## What is required
Every line in the listing is to be echoed verbatim.
━━ Information provided
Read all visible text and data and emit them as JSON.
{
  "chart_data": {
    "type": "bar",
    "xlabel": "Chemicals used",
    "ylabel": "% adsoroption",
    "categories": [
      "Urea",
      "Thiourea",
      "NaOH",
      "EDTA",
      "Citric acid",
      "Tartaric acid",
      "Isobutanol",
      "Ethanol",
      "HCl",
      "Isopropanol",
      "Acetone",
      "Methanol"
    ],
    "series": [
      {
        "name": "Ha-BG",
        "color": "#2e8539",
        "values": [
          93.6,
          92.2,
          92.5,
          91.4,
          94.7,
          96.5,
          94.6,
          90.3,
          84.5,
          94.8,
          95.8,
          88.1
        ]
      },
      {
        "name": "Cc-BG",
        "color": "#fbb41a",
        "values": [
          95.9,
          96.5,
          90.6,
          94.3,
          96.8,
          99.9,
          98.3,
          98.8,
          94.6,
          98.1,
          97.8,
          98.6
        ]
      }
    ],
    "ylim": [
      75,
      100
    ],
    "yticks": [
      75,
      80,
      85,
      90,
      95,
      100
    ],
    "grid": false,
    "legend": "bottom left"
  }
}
━━━━
## Reply to the exercise
Read all visible text and data and emit them as JSON.
{
  "chart_data": {
    "type": "bar",
    "xlabel": "Chemicals used",
    "ylabel": "% adsoroption",
    "categories": [
      "Urea",
      "Thiourea",
      "NaOH",
      "EDTA",
      "Citric acid",
      "Tartaric acid",
      "Isobutanol",
      "Ethanol",
      "HCl",
      "Isopropanol",
      "Acetone",
      "Methanol"
    ],
    "series": [
      {
        "name": "Ha-BG",
        "color": "#2e8539",
        "values": [
          93.6,
          92.2,
          92.5,
          91.4,
          94.7,
          96.5,
          94.6,
          90.3,
          84.5,
          94.8,
          95.8,
          88.1
        ]
      },
      {
        "name": "Cc-BG",
        "color": "#fbb41a",
        "values": [
          95.9,
          96.5,
          90.6,
          94.3,
          96.8,
          99.9,
          98.3,
          98.8,
          94.6,
          98.1,
          97.8,
          98.6
        ]
      }
    ],
    "ylim": [
      75,
      100
    ],
    "yticks": [
      75,
      80,
      85,
      90,
      95,
      100
    ],
    "grid": false,
    "legend": "bottom left"
  }
}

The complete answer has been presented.